GIVEN RECORDS -
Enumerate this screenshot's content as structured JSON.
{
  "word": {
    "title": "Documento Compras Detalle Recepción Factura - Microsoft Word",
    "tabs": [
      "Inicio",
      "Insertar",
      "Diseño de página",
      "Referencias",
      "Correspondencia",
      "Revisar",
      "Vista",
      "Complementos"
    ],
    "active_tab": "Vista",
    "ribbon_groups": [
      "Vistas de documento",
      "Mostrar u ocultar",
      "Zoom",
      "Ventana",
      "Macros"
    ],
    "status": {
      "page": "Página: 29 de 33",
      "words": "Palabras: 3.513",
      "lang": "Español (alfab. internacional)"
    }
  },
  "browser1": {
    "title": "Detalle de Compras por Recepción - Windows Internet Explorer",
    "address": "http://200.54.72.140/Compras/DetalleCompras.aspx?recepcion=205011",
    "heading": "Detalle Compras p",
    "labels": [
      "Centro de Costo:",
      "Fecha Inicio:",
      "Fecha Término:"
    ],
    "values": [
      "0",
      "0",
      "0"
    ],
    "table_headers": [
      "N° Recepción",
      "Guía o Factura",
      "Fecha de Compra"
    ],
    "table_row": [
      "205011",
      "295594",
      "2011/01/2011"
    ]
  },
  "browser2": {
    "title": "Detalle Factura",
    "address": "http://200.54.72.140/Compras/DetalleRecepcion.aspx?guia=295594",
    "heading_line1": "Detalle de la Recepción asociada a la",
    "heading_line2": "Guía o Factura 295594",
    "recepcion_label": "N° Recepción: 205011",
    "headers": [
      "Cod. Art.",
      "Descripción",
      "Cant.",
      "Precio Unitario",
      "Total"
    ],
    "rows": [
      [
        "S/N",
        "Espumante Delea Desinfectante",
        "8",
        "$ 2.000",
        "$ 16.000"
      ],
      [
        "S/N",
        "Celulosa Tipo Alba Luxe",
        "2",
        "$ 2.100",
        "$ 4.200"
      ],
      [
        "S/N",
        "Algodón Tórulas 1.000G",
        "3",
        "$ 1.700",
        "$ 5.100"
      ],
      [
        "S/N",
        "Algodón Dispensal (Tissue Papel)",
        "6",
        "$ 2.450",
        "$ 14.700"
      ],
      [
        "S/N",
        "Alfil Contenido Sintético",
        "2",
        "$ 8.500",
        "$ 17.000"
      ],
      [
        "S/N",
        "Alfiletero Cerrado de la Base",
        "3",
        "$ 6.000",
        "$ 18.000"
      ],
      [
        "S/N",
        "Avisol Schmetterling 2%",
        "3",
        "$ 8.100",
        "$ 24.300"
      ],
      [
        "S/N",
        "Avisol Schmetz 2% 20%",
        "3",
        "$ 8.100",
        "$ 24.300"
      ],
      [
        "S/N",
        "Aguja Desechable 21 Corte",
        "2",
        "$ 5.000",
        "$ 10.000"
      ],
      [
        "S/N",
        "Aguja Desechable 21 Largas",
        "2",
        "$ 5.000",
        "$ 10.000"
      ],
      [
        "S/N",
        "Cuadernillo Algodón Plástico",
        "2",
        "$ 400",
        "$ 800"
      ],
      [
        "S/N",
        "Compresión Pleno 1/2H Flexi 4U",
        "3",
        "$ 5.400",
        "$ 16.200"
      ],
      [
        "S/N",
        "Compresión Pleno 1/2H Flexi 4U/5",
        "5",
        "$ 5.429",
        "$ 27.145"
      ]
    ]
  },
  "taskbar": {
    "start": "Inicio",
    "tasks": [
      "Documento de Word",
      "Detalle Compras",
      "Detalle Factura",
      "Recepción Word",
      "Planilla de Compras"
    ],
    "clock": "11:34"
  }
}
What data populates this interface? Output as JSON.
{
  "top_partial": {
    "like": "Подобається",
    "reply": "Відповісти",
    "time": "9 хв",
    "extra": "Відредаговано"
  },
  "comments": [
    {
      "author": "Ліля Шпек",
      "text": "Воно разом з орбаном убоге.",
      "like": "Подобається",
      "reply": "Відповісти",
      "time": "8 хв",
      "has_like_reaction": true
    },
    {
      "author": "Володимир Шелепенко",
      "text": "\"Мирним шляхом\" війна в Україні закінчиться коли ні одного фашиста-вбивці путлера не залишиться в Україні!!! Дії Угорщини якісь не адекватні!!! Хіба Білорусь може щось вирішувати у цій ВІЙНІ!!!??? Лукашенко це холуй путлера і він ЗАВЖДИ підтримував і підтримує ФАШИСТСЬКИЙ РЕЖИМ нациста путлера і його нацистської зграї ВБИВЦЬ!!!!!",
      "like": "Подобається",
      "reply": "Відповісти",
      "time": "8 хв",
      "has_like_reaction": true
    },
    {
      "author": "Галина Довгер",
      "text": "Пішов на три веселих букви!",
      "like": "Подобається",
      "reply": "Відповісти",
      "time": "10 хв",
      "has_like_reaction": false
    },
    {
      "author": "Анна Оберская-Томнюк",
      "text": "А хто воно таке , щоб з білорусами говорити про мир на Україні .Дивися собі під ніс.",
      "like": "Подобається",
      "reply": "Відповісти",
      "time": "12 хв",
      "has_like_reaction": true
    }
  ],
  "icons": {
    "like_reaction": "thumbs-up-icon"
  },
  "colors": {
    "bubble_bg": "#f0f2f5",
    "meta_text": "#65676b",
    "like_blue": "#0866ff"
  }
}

WHAT THE TASK ASKS - Every line of the records that includes the word "Algodón" should be gathered.

WRITTEN ANSWER -
        "Algodón Tórulas 1.000G",
        "Algodón Dispensal (Tissue Papel)",
        "Cuadernillo Algodón Plástico",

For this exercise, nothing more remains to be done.